The problem:
Gather all lines in the entries that include the word "icon".

Task material:
---*---

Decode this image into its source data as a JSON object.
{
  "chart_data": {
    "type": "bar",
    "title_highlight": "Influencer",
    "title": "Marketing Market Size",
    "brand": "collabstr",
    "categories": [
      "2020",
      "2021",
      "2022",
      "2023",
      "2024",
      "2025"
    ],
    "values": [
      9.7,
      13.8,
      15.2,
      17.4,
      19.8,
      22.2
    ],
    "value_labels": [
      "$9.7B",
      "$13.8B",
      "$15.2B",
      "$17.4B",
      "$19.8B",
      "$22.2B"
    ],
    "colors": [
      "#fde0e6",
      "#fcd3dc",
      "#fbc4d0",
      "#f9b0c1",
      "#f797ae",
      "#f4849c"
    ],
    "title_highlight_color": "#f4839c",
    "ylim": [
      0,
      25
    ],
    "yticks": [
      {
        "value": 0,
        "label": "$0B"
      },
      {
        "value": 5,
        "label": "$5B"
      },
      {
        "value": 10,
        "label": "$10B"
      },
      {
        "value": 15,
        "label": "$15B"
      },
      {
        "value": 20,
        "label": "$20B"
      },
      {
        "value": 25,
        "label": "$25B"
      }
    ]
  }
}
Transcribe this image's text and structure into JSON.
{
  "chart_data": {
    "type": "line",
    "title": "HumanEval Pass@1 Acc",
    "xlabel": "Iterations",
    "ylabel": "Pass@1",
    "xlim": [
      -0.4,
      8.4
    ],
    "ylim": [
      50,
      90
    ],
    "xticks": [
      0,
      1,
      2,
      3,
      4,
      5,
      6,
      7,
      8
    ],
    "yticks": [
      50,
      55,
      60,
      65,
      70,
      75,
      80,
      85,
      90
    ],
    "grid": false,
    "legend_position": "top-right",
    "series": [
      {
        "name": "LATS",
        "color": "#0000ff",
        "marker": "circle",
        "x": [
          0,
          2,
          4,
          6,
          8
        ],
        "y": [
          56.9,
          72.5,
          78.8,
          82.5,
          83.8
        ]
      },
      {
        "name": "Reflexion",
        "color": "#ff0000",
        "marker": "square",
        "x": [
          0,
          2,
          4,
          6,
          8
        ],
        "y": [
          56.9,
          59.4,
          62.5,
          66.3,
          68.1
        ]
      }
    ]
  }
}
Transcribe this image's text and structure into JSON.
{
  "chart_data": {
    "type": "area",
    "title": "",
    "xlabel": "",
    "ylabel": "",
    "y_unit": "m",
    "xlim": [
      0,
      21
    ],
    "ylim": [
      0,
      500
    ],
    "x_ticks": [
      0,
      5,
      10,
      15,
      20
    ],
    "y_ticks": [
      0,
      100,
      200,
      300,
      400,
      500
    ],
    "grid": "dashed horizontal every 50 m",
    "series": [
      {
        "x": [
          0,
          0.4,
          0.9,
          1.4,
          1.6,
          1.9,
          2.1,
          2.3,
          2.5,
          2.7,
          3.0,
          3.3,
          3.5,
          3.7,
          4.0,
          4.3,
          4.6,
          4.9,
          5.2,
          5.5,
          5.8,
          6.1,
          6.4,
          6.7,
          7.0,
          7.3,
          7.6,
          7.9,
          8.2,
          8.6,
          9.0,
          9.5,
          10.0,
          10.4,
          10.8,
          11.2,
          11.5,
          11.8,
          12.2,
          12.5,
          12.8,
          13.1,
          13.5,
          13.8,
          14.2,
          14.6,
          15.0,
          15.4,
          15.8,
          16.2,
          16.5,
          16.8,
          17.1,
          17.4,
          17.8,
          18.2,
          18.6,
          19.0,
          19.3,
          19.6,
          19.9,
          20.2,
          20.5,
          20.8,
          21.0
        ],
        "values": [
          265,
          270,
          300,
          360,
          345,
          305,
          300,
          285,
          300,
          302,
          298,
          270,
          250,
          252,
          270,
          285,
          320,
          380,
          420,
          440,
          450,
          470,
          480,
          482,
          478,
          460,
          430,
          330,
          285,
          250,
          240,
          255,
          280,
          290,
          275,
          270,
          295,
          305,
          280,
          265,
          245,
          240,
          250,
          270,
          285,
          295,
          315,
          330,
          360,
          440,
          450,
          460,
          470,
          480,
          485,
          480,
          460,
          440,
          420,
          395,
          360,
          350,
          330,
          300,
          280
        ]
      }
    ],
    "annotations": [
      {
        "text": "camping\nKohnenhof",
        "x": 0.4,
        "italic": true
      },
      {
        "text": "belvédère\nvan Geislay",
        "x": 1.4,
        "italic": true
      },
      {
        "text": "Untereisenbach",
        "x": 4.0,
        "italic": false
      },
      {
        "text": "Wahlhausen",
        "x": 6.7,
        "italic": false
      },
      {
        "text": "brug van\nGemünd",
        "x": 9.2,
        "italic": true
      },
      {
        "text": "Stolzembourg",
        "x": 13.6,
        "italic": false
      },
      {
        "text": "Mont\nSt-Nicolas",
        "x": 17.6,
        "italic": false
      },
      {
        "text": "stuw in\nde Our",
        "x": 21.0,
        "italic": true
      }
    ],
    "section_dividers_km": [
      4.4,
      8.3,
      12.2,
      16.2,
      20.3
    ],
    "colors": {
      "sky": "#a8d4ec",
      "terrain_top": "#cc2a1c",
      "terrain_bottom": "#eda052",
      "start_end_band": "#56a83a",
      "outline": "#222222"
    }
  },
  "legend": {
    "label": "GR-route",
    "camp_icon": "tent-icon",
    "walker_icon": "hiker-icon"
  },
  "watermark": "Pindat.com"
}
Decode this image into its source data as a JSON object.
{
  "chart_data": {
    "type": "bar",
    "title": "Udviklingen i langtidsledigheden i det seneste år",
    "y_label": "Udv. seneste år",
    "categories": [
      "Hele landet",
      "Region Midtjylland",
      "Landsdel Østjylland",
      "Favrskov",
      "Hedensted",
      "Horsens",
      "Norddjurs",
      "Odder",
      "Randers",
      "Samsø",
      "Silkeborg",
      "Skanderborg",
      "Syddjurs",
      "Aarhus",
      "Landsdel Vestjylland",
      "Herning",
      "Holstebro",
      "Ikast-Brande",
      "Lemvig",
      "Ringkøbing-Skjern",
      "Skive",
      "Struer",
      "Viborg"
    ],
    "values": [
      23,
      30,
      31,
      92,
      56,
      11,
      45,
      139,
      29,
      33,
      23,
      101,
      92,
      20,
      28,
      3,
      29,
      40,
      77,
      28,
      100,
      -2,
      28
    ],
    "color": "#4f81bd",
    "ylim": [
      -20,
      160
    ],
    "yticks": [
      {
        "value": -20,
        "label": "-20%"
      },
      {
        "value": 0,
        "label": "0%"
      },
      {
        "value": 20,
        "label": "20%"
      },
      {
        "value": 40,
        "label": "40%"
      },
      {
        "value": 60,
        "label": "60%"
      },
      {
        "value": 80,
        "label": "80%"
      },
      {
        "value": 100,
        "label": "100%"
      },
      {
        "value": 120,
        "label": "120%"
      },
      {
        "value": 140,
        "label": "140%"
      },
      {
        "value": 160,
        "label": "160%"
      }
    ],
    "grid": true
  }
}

---*---

Solved problem:
    "camp_icon": "tent-icon",
    "walker_icon": "hiker-icon"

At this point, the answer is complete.